>> begin

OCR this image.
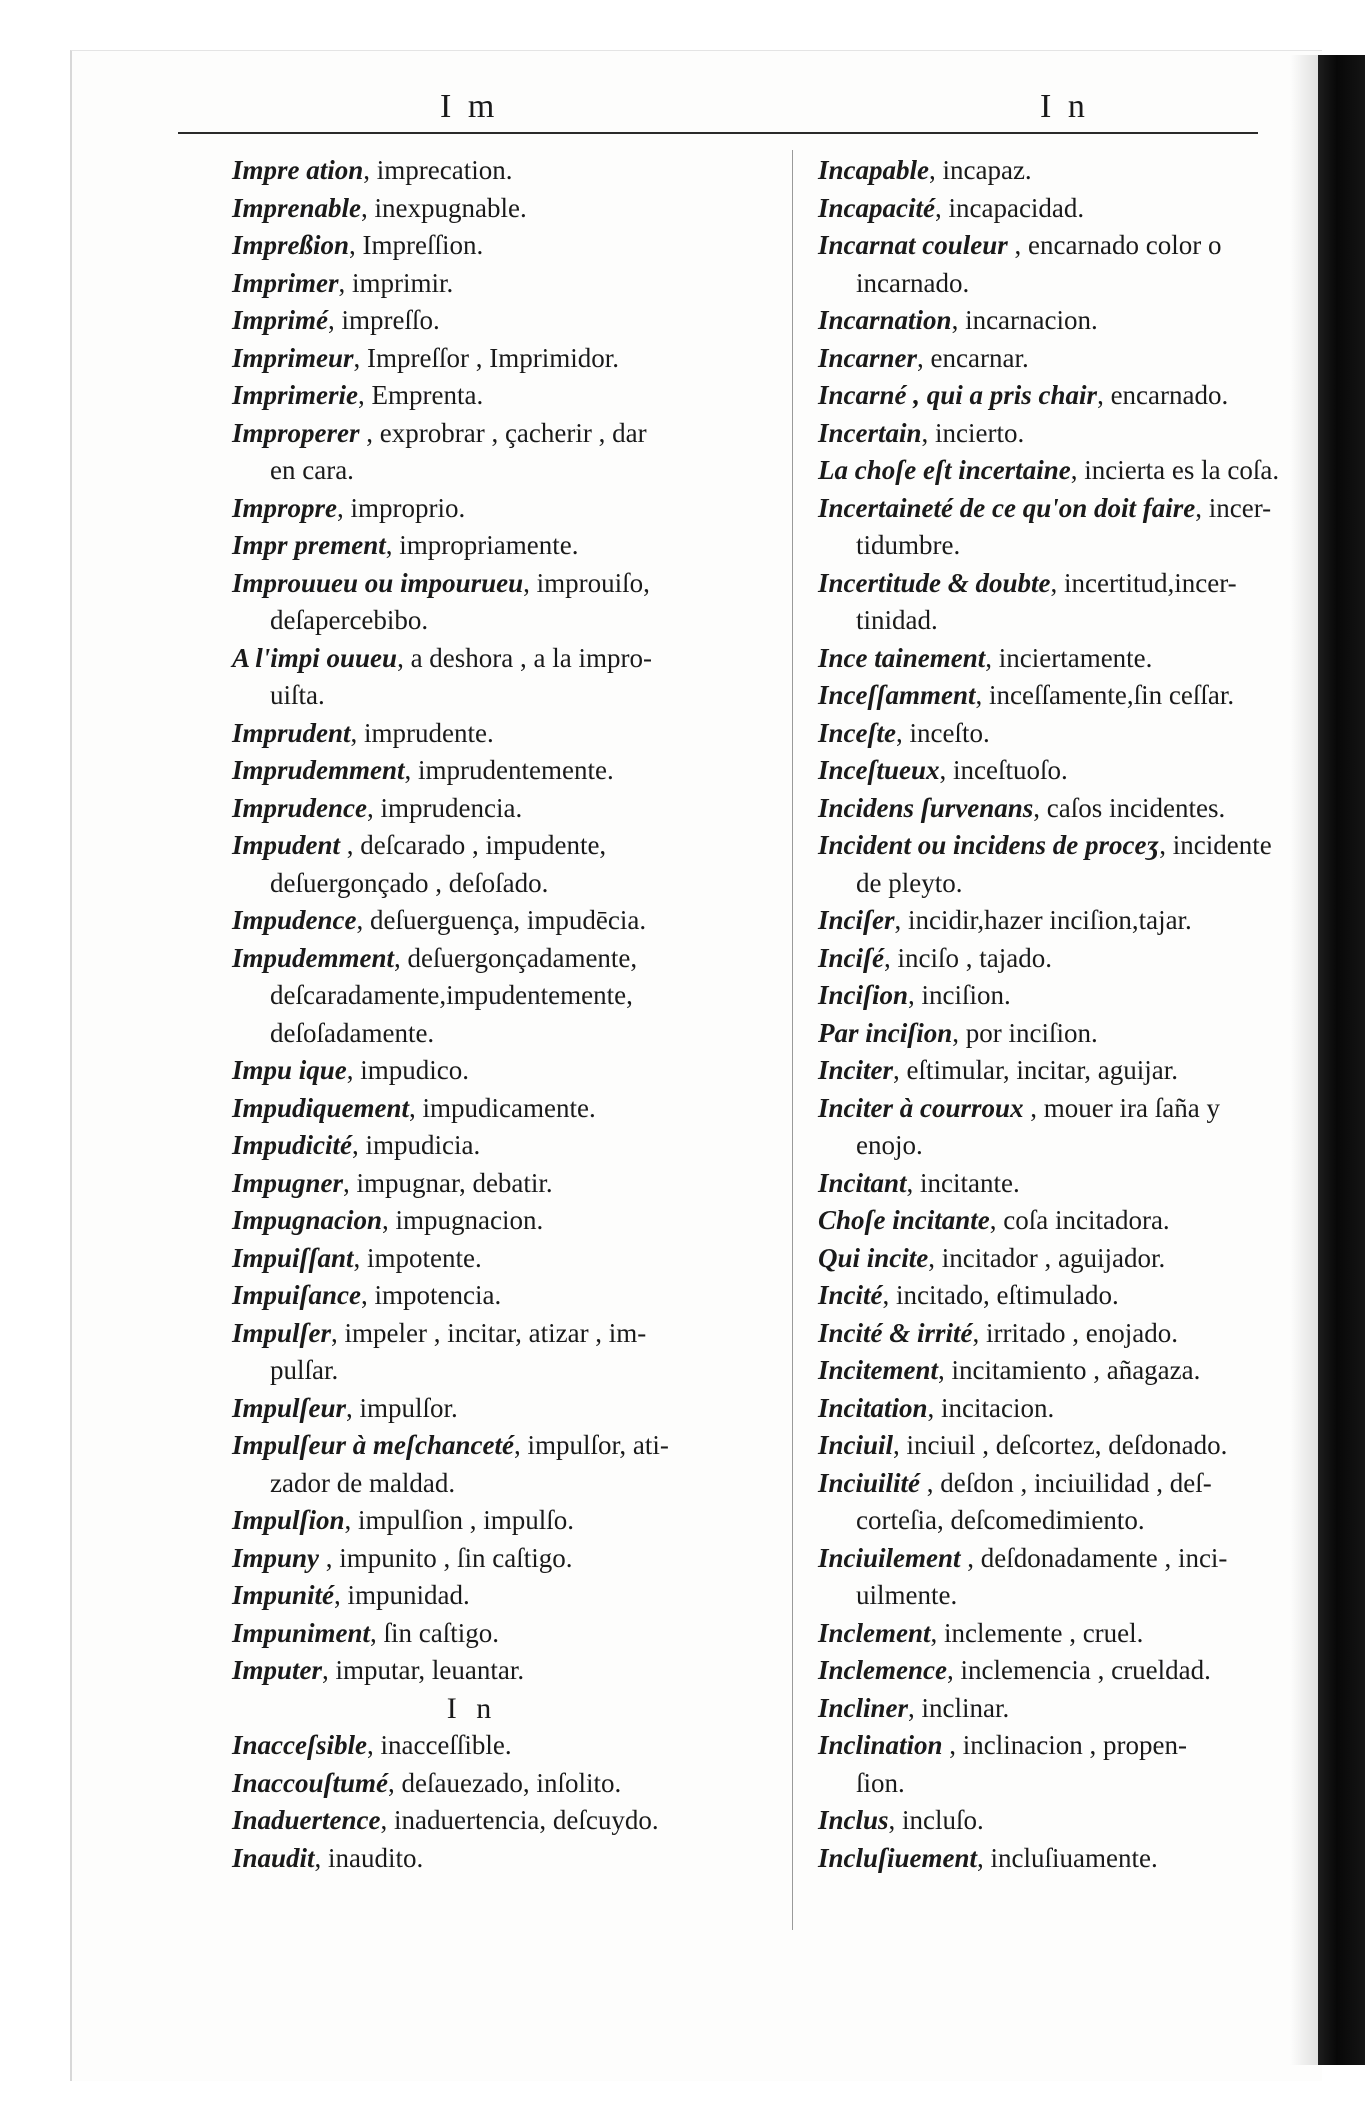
I m	I n
Impre ation, imprecation.
Imprenable, inexpugnable.
Impreßion, Impreſſion.
Imprimer, imprimir.
Imprimé, impreſſo.
Imprimeur, Impreſſor , Imprimidor.
Imprimerie, Emprenta.
Improperer , exprobrar , çacherir , dar
en cara.
Impropre, improprio.
Impr prement, impropriamente.
Improuueu ou impourueu, improuiſo,
deſapercebibo.
A l'impi ouueu, a deshora , a la impro-
uiſta.
Imprudent, imprudente.
Imprudemment, imprudentemente.
Imprudence, imprudencia.
Impudent , deſcarado , impudente,
deſuergonçado , deſoſado.
Impudence, deſuerguença, impudēcia.
Impudemment, deſuergonçadamente,
deſcaradamente,impudentemente,
deſoſadamente.
Impu ique, impudico.
Impudiquement, impudicamente.
Impudicité, impudicia.
Impugner, impugnar, debatir.
Impugnacion, impugnacion.
Impuiſſant, impotente.
Impuiſance, impotencia.
Impulſer, impeler , incitar, atizar , im-
pulſar.
Impulſeur, impulſor.
Impulſeur à meſchanceté, impulſor, ati-
zador de maldad.
Impulſion, impulſion , impulſo.
Impuny , impunito , ſin caſtigo.
Impunité, impunidad.
Impuniment, ſin caſtigo.
Imputer, imputar, leuantar.
I n
Inacceſsible, inacceſſible.
Inaccouſtumé, deſauezado, inſolito.
Inaduertence, inaduertencia, deſcuydo.
Inaudit, inaudito.
Incapable, incapaz.
Incapacité, incapacidad.
Incarnat couleur , encarnado color o
incarnado.
Incarnation, incarnacion.
Incarner, encarnar.
Incarné , qui a pris chair, encarnado.
Incertain, incierto.
La choſe eſt incertaine, incierta es la coſa.
Incertaineté de ce qu'on doit faire, incer-
tidumbre.
Incertitude & doubte, incertitud,incer-
tinidad.
Ince tainement, inciertamente.
Inceſſamment, inceſſamente,ſin ceſſar.
Inceſte, inceſto.
Inceſtueux, inceſtuoſo.
Incidens ſurvenans, caſos incidentes.
Incident ou incidens de proceʒ, incidente
de pleyto.
Inciſer, incidir,hazer inciſion,tajar.
Inciſé, inciſo , tajado.
Inciſion, inciſion.
Par inciſion, por inciſion.
Inciter, eſtimular, incitar, aguijar.
Inciter à courroux , mouer ira ſaña y
enojo.
Incitant, incitante.
Choſe incitante, coſa incitadora.
Qui incite, incitador , aguijador.
Incité, incitado, eſtimulado.
Incité & irrité, irritado , enojado.
Incitement, incitamiento , añagaza.
Incitation, incitacion.
Inciuil, inciuil , deſcortez, deſdonado.
Inciuilité , deſdon , inciuilidad , deſ-
corteſia, deſcomedimiento.
Inciuilement , deſdonadamente , inci-
uilmente.
Inclement, inclemente , cruel.
Inclemence, inclemencia , crueldad.
Incliner, inclinar.
Inclination , inclinacion , propen-
ſion.
Inclus, incluſo.
Incluſiuement, incluſiuamente.
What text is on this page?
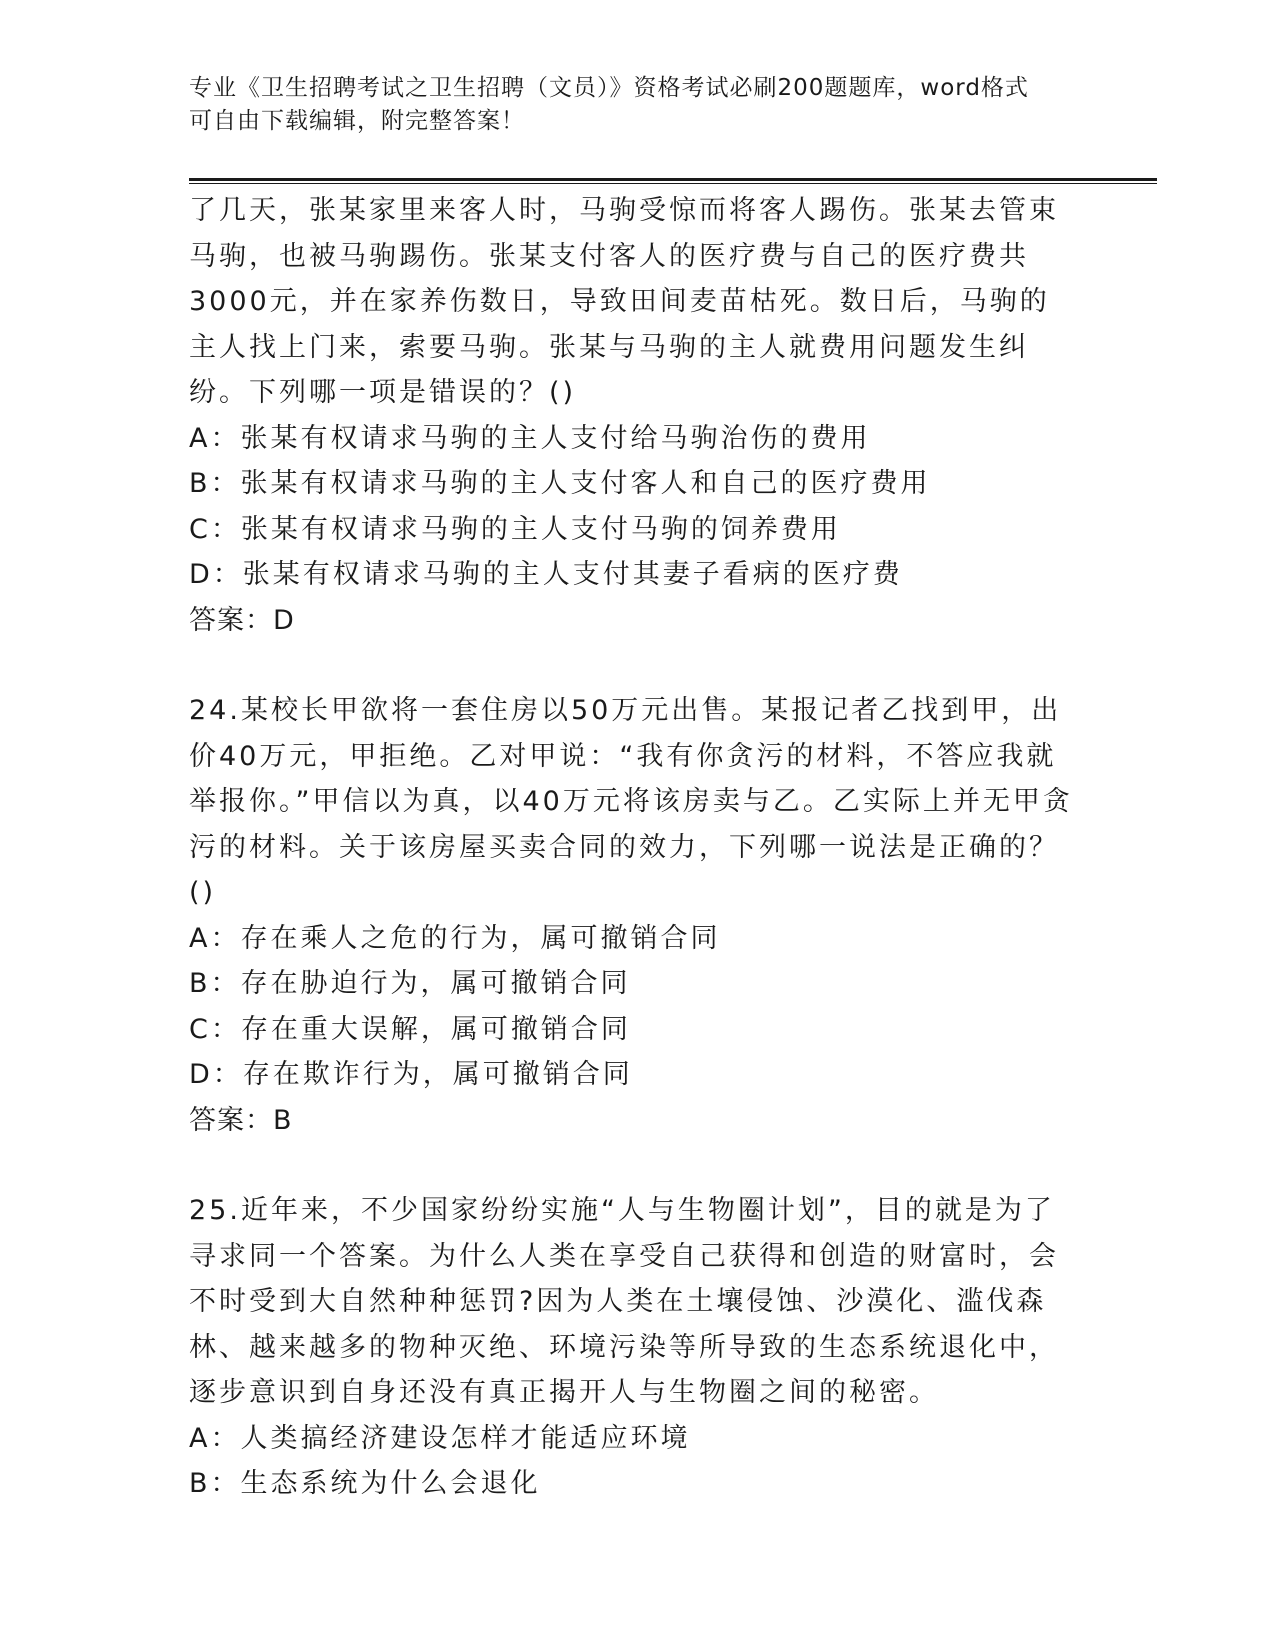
专业《卫生招聘考试之卫生招聘（文员）》资格考试必刷200题题库，word格式
可自由下载编辑，附完整答案！

了几天，张某家里来客人时，马驹受惊而将客人踢伤。张某去管束马驹，也被马驹踢伤。张某支付客人的医疗费与自己的医疗费共3000元，并在家养伤数日，导致田间麦苗枯死。数日后，马驹的主人找上门来，索要马驹。张某与马驹的主人就费用问题发生纠纷。下列哪一项是错误的？()

A：张某有权请求马驹的主人支付给马驹治伤的费用

B：张某有权请求马驹的主人支付客人和自己的医疗费用

C：张某有权请求马驹的主人支付马驹的饲养费用

D：张某有权请求马驹的主人支付其妻子看病的医疗费

答案：D

24.某校长甲欲将一套住房以50万元出售。某报记者乙找到甲，出价40万元，甲拒绝。乙对甲说：“我有你贪污的材料，不答应我就举报你。”甲信以为真，以40万元将该房卖与乙。乙实际上并无甲贪污的材料。关于该房屋买卖合同的效力，下列哪一说法是正确的？()

A：存在乘人之危的行为，属可撤销合同

B：存在胁迫行为，属可撤销合同

C：存在重大误解，属可撤销合同

D：存在欺诈行为，属可撤销合同

答案：B

25.近年来，不少国家纷纷实施“人与生物圈计划”，目的就是为了寻求同一个答案。为什么人类在享受自己获得和创造的财富时，会不时受到大自然种种惩罚?因为人类在土壤侵蚀、沙漠化、滥伐森林、越来越多的物种灭绝、环境污染等所导致的生态系统退化中，逐步意识到自身还没有真正揭开人与生物圈之间的秘密。

A：人类搞经济建设怎样才能适应环境

B：生态系统为什么会退化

>> end

Leaving out every picture, transcribe exactly the lines from the line that contains "What text is on this page?" through the final line of the entries above.

What text is on this page?
专业《卫生招聘考试之卫生招聘（文员）》资格考试必刷200题题库，word格式
可自由下载编辑，附完整答案！

了几天，张某家里来客人时，马驹受惊而将客人踢伤。张某去管束马驹，也被马驹踢伤。张某支付客人的医疗费与自己的医疗费共3000元，并在家养伤数日，导致田间麦苗枯死。数日后，马驹的主人找上门来，索要马驹。张某与马驹的主人就费用问题发生纠纷。下列哪一项是错误的？()

A：张某有权请求马驹的主人支付给马驹治伤的费用

B：张某有权请求马驹的主人支付客人和自己的医疗费用

C：张某有权请求马驹的主人支付马驹的饲养费用

D：张某有权请求马驹的主人支付其妻子看病的医疗费

答案：D

24.某校长甲欲将一套住房以50万元出售。某报记者乙找到甲，出价40万元，甲拒绝。乙对甲说：“我有你贪污的材料，不答应我就举报你。”甲信以为真，以40万元将该房卖与乙。乙实际上并无甲贪污的材料。关于该房屋买卖合同的效力，下列哪一说法是正确的？()

A：存在乘人之危的行为，属可撤销合同

B：存在胁迫行为，属可撤销合同

C：存在重大误解，属可撤销合同

D：存在欺诈行为，属可撤销合同

答案：B

25.近年来，不少国家纷纷实施“人与生物圈计划”，目的就是为了寻求同一个答案。为什么人类在享受自己获得和创造的财富时，会不时受到大自然种种惩罚?因为人类在土壤侵蚀、沙漠化、滥伐森林、越来越多的物种灭绝、环境污染等所导致的生态系统退化中，逐步意识到自身还没有真正揭开人与生物圈之间的秘密。

A：人类搞经济建设怎样才能适应环境

B：生态系统为什么会退化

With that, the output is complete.